[WORK INSTRUCTIONS]:
Identify the lines that contain the word "raised" and copy each one.

---

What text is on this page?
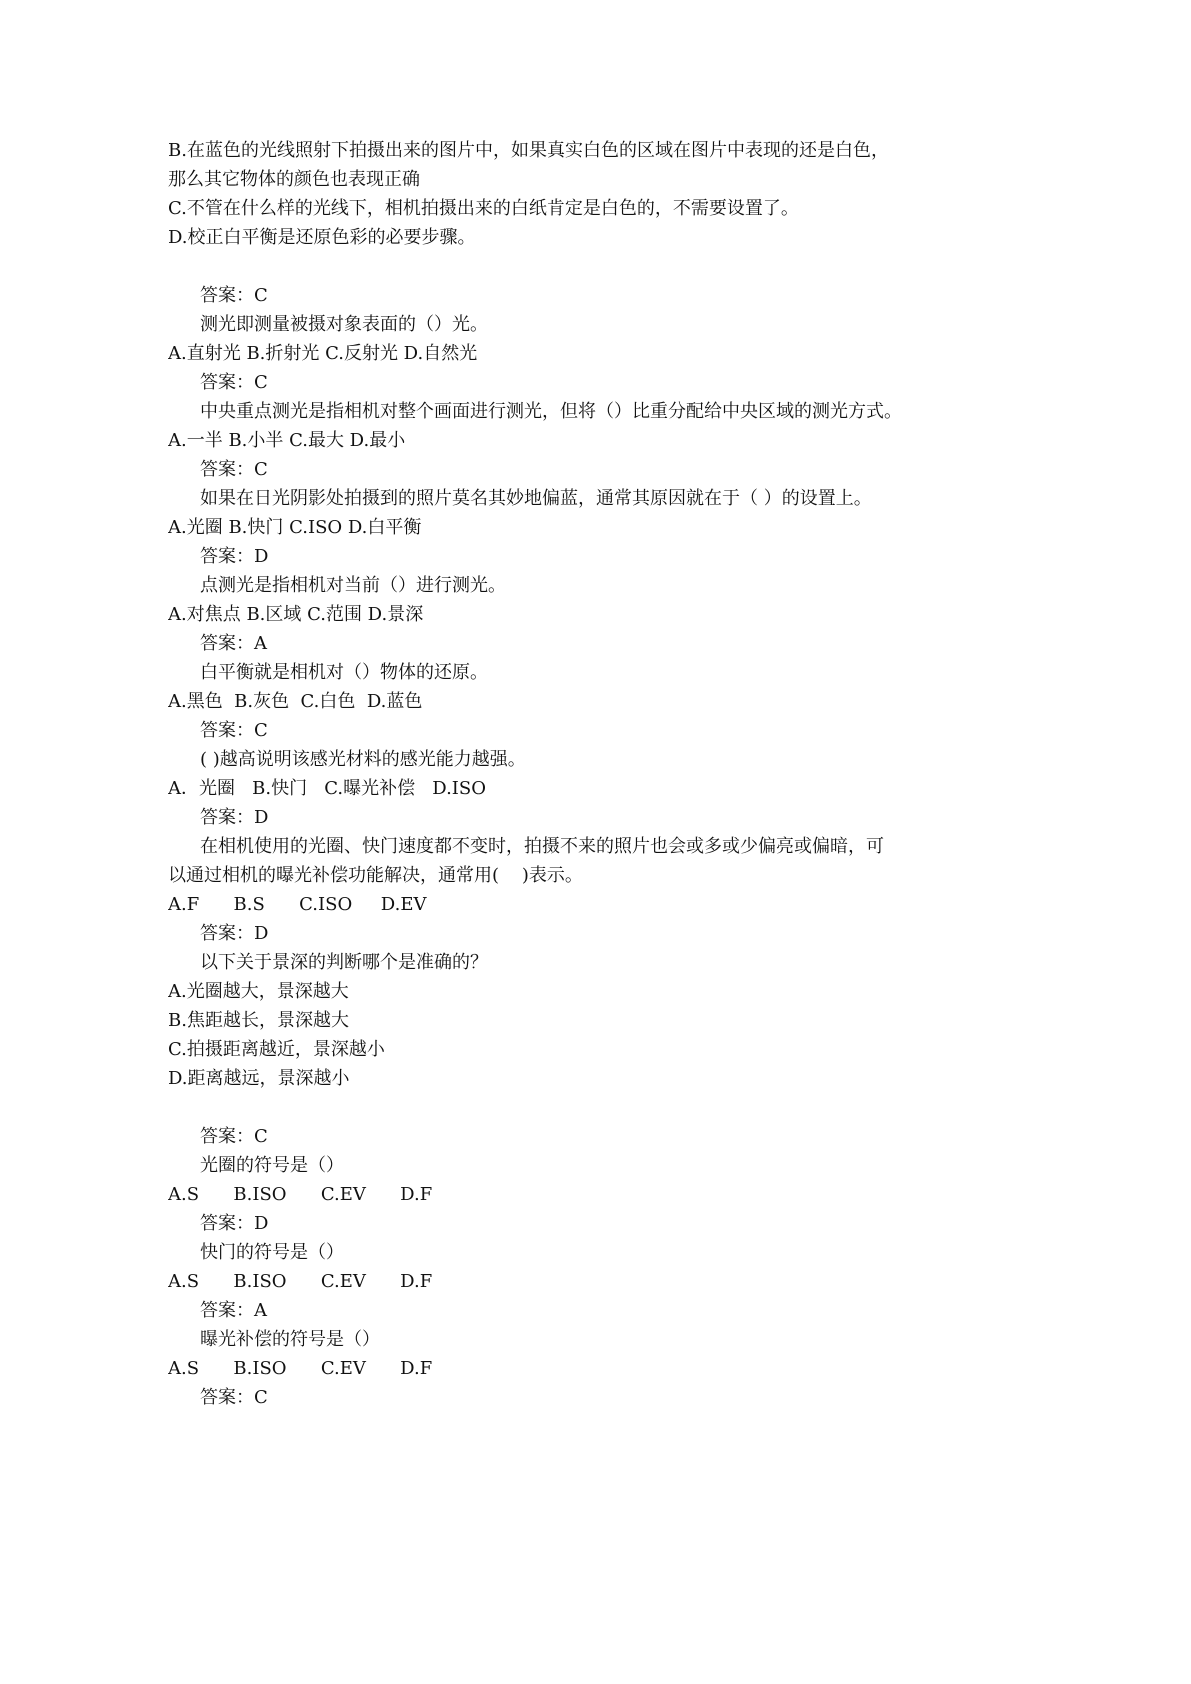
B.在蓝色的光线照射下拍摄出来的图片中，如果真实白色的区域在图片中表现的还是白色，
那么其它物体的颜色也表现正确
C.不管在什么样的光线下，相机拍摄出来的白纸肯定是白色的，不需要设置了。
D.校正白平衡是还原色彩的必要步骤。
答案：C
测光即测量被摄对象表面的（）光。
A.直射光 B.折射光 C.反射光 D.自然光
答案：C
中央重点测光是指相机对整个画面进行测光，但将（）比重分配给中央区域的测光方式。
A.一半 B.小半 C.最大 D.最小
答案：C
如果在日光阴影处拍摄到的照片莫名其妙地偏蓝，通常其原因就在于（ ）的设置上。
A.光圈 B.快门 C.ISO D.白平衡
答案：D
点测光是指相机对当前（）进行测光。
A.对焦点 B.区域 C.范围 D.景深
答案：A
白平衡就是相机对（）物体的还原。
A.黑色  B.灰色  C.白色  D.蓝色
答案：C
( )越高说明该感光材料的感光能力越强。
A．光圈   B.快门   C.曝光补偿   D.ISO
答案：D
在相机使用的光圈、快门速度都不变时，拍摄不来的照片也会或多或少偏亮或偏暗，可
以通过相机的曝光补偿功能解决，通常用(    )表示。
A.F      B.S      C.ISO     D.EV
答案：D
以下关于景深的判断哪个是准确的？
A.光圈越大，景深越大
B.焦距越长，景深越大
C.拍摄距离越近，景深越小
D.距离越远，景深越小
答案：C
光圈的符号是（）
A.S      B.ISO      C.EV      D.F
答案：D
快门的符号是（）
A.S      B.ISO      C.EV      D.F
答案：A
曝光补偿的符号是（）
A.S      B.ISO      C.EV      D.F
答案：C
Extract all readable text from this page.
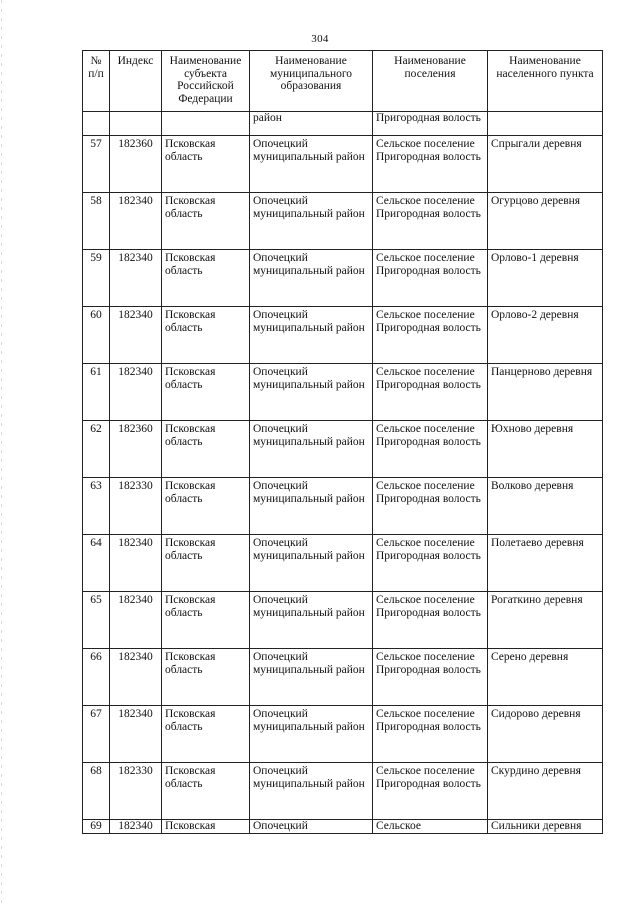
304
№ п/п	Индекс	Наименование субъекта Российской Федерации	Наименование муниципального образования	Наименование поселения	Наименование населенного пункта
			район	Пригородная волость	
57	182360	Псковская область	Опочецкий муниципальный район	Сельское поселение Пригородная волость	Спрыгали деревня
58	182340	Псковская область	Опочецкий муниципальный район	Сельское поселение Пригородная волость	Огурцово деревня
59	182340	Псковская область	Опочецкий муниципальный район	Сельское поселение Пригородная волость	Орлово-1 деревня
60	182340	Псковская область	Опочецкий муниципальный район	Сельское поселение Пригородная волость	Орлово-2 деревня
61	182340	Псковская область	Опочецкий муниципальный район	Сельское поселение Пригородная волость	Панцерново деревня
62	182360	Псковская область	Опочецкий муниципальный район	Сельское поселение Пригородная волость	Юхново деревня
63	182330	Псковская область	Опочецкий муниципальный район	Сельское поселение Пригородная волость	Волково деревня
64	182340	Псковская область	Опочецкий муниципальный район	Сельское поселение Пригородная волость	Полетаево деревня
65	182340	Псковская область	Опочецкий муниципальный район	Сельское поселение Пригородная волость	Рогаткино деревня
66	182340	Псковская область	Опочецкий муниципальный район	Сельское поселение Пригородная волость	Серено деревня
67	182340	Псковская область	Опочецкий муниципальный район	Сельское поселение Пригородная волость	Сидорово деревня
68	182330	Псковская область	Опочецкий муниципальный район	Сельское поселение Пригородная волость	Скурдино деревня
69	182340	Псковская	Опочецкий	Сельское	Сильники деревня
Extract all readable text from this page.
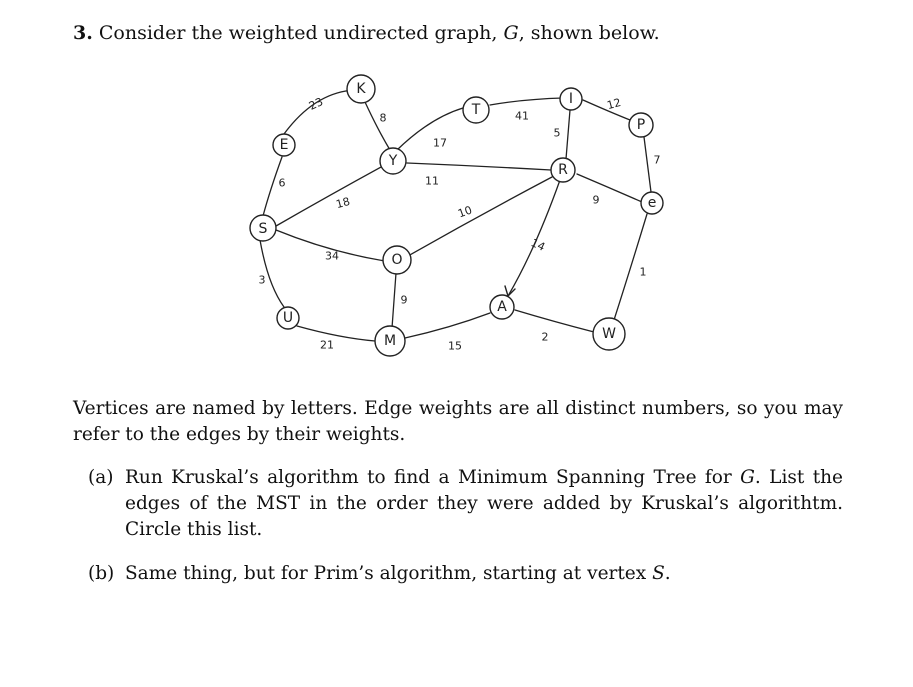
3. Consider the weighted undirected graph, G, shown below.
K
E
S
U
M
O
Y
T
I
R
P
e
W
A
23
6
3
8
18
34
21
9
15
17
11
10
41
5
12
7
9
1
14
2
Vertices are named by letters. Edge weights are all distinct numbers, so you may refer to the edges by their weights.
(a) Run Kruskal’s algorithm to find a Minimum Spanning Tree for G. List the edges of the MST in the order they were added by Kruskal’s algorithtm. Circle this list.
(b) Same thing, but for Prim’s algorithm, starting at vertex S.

---

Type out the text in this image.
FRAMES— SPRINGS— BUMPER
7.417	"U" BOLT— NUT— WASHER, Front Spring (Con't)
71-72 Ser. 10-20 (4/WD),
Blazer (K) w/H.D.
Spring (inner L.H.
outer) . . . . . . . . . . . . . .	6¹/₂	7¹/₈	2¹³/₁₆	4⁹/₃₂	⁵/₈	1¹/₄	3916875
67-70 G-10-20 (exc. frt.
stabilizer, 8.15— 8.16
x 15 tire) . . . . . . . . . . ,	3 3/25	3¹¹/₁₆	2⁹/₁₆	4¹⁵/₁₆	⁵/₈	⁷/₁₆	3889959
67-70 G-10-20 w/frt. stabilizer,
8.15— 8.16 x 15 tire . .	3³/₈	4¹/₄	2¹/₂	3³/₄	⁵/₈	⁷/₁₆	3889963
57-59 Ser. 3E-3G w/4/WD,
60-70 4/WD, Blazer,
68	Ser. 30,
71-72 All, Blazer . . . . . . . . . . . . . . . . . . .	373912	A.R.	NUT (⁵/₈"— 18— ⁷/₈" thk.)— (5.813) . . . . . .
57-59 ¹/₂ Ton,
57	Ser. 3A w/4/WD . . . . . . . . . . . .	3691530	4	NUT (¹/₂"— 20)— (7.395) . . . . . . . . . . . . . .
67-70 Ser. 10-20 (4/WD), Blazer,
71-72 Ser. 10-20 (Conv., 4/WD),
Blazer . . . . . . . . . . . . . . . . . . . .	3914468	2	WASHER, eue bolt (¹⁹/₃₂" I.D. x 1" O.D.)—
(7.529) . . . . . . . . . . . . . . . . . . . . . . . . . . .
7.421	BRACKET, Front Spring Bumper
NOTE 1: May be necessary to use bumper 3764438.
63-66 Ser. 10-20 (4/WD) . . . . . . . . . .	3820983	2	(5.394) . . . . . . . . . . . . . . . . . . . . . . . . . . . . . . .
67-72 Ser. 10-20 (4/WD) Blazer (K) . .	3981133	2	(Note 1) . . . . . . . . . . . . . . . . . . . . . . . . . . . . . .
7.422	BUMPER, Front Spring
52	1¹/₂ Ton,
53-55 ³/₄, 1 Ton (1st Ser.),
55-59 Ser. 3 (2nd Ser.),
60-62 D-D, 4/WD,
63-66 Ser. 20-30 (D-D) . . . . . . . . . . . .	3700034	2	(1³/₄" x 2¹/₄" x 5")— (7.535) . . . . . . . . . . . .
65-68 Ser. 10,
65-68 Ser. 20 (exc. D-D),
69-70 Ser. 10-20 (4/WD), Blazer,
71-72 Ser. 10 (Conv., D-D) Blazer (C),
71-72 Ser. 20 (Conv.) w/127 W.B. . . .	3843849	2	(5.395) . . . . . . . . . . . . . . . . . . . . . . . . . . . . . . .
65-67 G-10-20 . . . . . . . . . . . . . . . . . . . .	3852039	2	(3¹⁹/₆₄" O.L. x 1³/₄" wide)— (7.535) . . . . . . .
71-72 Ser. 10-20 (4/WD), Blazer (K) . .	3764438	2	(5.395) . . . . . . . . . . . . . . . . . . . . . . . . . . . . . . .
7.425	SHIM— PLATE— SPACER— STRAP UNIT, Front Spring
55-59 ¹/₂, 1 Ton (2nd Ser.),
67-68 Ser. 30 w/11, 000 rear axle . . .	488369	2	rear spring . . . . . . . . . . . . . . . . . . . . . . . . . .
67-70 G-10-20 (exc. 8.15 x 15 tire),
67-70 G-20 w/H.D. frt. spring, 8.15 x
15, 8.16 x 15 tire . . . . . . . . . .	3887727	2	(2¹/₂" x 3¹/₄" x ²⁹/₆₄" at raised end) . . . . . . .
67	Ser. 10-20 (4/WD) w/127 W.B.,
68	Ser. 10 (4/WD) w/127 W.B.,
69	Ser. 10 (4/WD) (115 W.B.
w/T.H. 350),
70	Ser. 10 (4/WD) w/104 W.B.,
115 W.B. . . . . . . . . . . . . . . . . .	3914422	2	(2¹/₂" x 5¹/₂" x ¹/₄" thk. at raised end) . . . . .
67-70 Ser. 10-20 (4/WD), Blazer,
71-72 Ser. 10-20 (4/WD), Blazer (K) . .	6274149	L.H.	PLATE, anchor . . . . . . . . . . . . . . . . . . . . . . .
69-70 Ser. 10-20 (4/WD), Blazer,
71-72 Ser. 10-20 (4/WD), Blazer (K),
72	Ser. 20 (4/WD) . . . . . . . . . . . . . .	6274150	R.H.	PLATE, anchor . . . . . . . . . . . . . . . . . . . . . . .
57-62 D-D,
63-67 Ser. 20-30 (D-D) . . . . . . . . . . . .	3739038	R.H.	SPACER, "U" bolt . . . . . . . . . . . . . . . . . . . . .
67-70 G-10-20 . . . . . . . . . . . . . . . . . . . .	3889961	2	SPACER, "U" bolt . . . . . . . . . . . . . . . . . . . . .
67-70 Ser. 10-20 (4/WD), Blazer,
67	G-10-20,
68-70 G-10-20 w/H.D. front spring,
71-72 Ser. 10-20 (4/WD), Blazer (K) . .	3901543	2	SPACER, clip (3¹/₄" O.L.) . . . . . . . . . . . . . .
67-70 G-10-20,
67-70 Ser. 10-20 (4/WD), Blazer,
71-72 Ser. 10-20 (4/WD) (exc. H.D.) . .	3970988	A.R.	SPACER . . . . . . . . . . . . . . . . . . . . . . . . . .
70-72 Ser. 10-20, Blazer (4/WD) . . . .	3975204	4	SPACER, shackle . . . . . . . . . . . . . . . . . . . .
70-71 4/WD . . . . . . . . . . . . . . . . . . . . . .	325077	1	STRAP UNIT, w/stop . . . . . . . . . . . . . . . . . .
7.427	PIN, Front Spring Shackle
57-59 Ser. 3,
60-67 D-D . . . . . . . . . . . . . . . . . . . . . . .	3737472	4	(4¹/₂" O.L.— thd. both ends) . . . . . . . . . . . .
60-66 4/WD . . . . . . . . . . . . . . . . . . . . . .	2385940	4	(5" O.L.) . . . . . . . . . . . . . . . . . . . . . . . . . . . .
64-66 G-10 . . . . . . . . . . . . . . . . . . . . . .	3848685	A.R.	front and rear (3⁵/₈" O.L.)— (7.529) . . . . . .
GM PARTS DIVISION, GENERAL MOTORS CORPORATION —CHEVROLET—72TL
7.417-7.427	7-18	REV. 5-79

---

[EXERCISE SOLUTION]:
15, 8.16 x 15 tire . . . . . . . . . .	3887727	2	(2¹/₂" x 3¹/₄" x ²⁹/₆₄" at raised end) . . . . . . .
115 W.B. . . . . . . . . . . . . . . . . .	3914422	2	(2¹/₂" x 5¹/₂" x ¹/₄" thk. at raised end) . . . . .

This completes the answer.